● **WHAT IS ASKED**: Using the material that follows, identify and copy each line with the string "text".

______

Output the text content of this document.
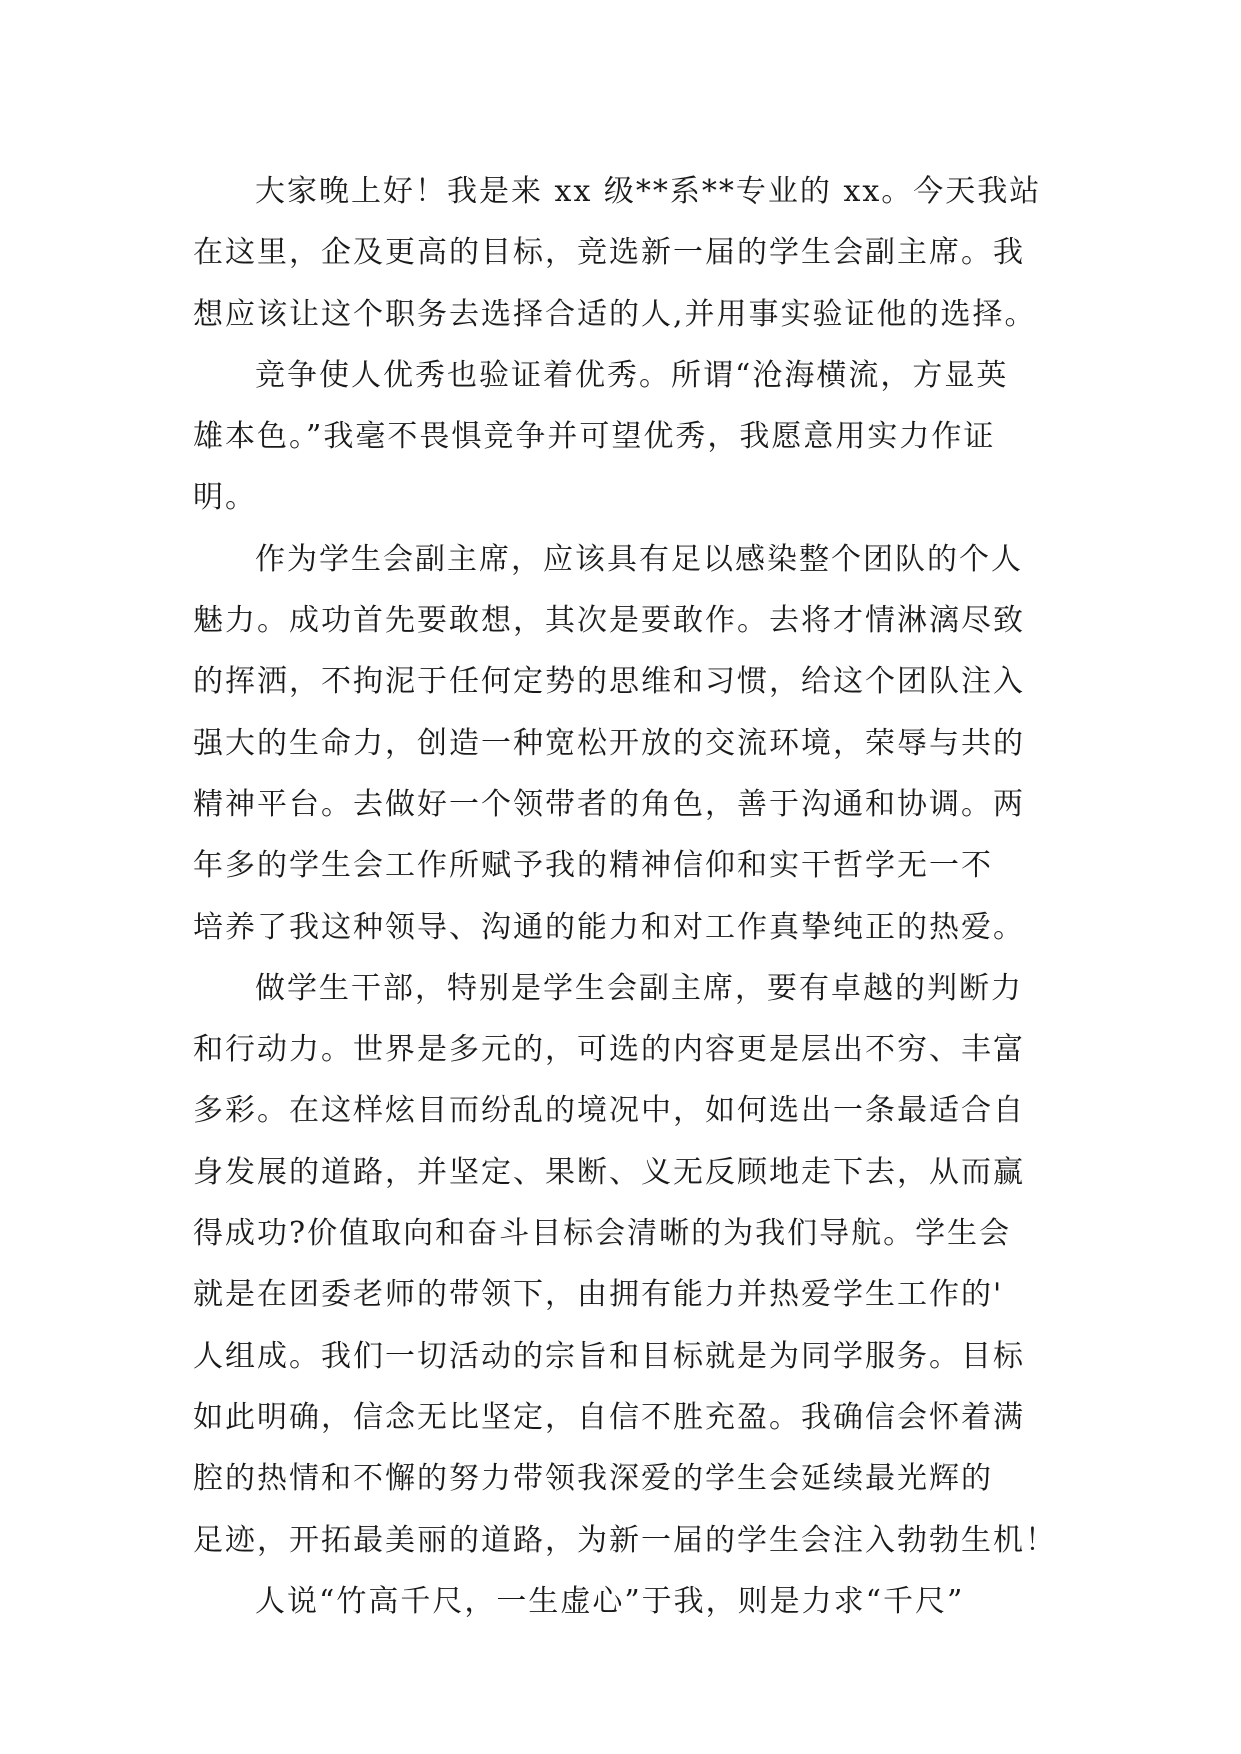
大家晚上好！我是来 xx 级**系**专业的 xx。今天我站
在这里，企及更高的目标，竞选新一届的学生会副主席。我
想应该让这个职务去选择合适的人,并用事实验证他的选择。
竞争使人优秀也验证着优秀。所谓“沧海横流，方显英
雄本色。”我毫不畏惧竞争并可望优秀，我愿意用实力作证
明。
作为学生会副主席，应该具有足以感染整个团队的个人
魅力。成功首先要敢想，其次是要敢作。去将才情淋漓尽致
的挥洒，不拘泥于任何定势的思维和习惯，给这个团队注入
强大的生命力，创造一种宽松开放的交流环境，荣辱与共的
精神平台。去做好一个领带者的角色，善于沟通和协调。两
年多的学生会工作所赋予我的精神信仰和实干哲学无一不
培养了我这种领导、沟通的能力和对工作真挚纯正的热爱。
做学生干部，特别是学生会副主席，要有卓越的判断力
和行动力。世界是多元的，可选的内容更是层出不穷、丰富
多彩。在这样炫目而纷乱的境况中，如何选出一条最适合自
身发展的道路，并坚定、果断、义无反顾地走下去，从而赢
得成功?价值取向和奋斗目标会清晰的为我们导航。学生会
就是在团委老师的带领下，由拥有能力并热爱学生工作的'
人组成。我们一切活动的宗旨和目标就是为同学服务。目标
如此明确，信念无比坚定，自信不胜充盈。我确信会怀着满
腔的热情和不懈的努力带领我深爱的学生会延续最光辉的
足迹，开拓最美丽的道路，为新一届的学生会注入勃勃生机！
人说“竹高千尺，一生虚心”于我，则是力求“千尺”
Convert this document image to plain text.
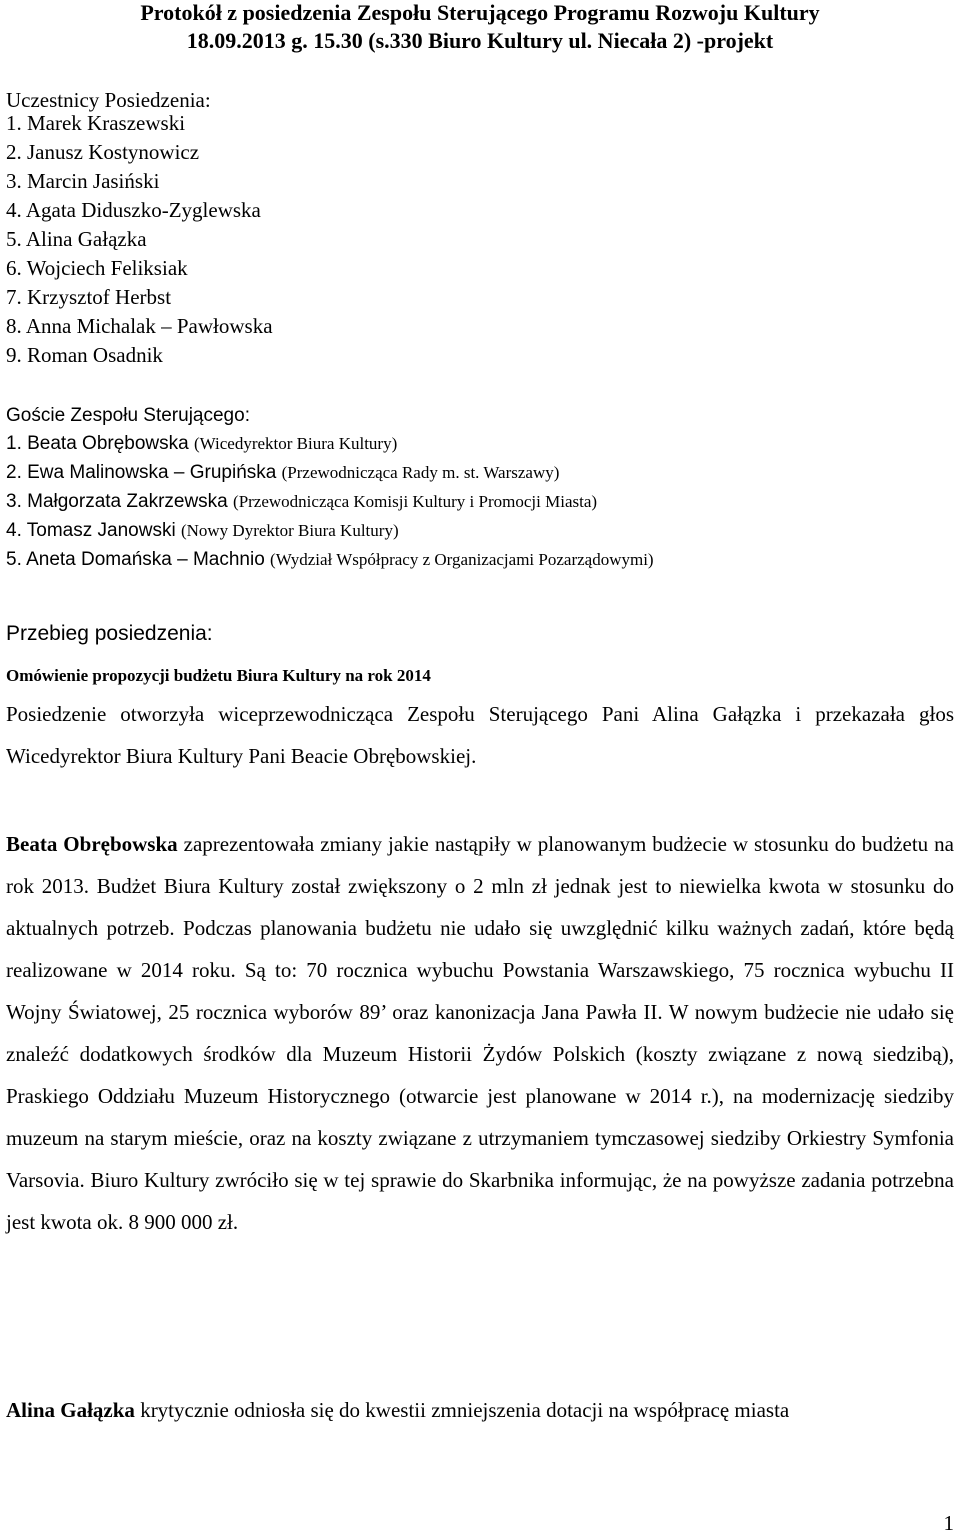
Protokół z posiedzenia Zespołu Sterującego Programu Rozwoju Kultury
18.09.2013 g. 15.30 (s.330 Biuro Kultury ul. Niecała 2) -projekt
Uczestnicy Posiedzenia:
1. Marek Kraszewski
2. Janusz Kostynowicz
3. Marcin Jasiński
4. Agata Diduszko-Zyglewska
5. Alina Gałązka
6. Wojciech Feliksiak
7. Krzysztof Herbst
8. Anna Michalak – Pawłowska
9. Roman Osadnik
Goście Zespołu Sterującego:
1. Beata Obrębowska (Wicedyrektor Biura Kultury)
2. Ewa Malinowska – Grupińska (Przewodnicząca Rady m. st. Warszawy)
3. Małgorzata Zakrzewska (Przewodnicząca Komisji Kultury i Promocji Miasta)
4. Tomasz Janowski (Nowy Dyrektor Biura Kultury)
5. Aneta Domańska – Machnio (Wydział Współpracy z Organizacjami Pozarządowymi)
Przebieg posiedzenia:

Omówienie propozycji budżetu Biura Kultury na rok 2014

Posiedzenie otworzyła wiceprzewodnicząca Zespołu Sterującego Pani Alina Gałązka i przekazała głos Wicedyrektor Biura Kultury Pani Beacie Obrębowskiej.

Beata Obrębowska zaprezentowała zmiany jakie nastąpiły w planowanym budżecie w stosunku do budżetu na rok 2013. Budżet Biura Kultury został zwiększony o 2 mln zł jednak jest to niewielka kwota w stosunku do aktualnych potrzeb. Podczas planowania budżetu nie udało się uwzględnić kilku ważnych zadań, które będą realizowane w 2014 roku. Są to: 70 rocznica wybuchu Powstania Warszawskiego, 75 rocznica wybuchu II Wojny Światowej, 25 rocznica wyborów 89’ oraz kanonizacja Jana Pawła II. W nowym budżecie nie udało się znaleźć dodatkowych środków dla Muzeum Historii Żydów Polskich (koszty związane z nową siedzibą), Praskiego Oddziału Muzeum Historycznego (otwarcie jest planowane w 2014 r.), na modernizację siedziby muzeum na starym mieście, oraz na koszty związane z utrzymaniem tymczasowej siedziby Orkiestry Symfonia Varsovia. Biuro Kultury zwróciło się w tej sprawie do Skarbnika informując, że na powyższe zadania potrzebna jest kwota ok. 8 900 000 zł.

Alina Gałązka krytycznie odniosła się do kwestii zmniejszenia dotacji na współpracę miasta

1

______

● **TASK RESULT**:
Output the text content of this document.
Convert this document image to plain text.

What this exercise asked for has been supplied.